— Begin Task input —

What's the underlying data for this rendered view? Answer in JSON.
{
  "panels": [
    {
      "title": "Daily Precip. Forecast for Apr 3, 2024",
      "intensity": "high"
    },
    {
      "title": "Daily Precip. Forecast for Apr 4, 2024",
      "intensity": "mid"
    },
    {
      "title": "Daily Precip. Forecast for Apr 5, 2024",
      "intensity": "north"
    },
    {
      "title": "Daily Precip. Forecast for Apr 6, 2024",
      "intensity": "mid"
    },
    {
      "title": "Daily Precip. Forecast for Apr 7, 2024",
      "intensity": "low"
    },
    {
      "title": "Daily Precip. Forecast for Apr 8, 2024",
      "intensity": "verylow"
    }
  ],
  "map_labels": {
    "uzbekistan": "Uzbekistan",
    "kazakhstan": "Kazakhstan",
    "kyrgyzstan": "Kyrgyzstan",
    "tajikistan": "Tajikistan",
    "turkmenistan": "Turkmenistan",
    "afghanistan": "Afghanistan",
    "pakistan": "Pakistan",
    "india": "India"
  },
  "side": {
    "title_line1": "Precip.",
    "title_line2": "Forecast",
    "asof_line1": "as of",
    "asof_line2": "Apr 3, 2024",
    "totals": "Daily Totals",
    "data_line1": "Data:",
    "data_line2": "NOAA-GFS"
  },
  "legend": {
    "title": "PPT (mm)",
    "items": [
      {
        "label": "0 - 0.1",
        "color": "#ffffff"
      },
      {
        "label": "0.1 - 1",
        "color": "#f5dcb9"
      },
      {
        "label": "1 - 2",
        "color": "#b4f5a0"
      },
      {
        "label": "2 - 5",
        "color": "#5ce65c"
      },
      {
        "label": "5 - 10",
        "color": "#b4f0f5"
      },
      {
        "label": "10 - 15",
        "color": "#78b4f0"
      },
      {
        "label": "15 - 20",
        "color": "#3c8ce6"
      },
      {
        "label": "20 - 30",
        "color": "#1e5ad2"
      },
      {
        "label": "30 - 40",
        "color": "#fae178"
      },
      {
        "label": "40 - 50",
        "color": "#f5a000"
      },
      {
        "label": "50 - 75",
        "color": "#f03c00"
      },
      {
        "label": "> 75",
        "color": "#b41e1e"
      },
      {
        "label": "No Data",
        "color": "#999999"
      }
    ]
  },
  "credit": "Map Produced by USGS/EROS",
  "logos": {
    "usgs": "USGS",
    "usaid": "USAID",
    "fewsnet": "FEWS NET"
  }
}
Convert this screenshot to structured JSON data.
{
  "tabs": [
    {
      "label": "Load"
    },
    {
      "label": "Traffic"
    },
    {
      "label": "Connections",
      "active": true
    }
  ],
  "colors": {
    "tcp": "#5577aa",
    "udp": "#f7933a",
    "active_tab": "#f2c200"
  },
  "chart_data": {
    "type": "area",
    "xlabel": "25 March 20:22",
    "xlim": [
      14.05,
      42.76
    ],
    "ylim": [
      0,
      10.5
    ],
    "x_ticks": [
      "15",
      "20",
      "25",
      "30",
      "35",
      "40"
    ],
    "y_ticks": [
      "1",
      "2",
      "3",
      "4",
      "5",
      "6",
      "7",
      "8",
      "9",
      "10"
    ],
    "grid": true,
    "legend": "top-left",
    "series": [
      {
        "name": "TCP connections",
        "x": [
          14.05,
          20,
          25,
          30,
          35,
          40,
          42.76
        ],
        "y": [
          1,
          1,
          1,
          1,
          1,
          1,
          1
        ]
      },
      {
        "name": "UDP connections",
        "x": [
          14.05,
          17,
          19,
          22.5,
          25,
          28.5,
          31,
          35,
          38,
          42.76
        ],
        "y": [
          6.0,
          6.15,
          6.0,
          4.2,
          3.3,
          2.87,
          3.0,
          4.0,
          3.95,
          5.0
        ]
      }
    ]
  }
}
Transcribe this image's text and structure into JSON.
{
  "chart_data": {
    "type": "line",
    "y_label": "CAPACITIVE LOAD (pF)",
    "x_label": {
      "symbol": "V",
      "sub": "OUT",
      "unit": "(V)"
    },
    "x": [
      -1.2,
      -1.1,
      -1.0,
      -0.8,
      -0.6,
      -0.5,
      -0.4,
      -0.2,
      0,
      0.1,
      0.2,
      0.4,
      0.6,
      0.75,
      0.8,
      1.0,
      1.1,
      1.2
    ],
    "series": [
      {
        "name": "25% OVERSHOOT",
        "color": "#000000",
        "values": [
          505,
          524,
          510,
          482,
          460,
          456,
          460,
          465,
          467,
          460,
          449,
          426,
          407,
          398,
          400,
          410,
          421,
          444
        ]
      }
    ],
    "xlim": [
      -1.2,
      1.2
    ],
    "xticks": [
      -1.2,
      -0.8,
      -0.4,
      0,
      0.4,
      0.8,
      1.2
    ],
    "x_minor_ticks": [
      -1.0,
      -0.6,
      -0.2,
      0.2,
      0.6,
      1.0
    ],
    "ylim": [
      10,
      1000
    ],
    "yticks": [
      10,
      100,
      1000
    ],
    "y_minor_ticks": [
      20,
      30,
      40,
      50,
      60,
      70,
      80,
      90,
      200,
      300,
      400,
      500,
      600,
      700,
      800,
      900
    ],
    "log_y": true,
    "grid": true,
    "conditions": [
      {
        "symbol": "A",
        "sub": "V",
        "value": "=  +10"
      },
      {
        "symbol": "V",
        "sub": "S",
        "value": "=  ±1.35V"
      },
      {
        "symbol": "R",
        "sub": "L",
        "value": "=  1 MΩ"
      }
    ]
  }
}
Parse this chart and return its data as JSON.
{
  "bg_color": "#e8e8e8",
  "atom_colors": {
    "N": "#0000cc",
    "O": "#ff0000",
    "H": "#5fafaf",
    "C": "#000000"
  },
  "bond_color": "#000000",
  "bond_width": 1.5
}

— End Task input —

Go through the material above and count the lines that contain "JSON"; give that number alone.

__Exercise result__. 4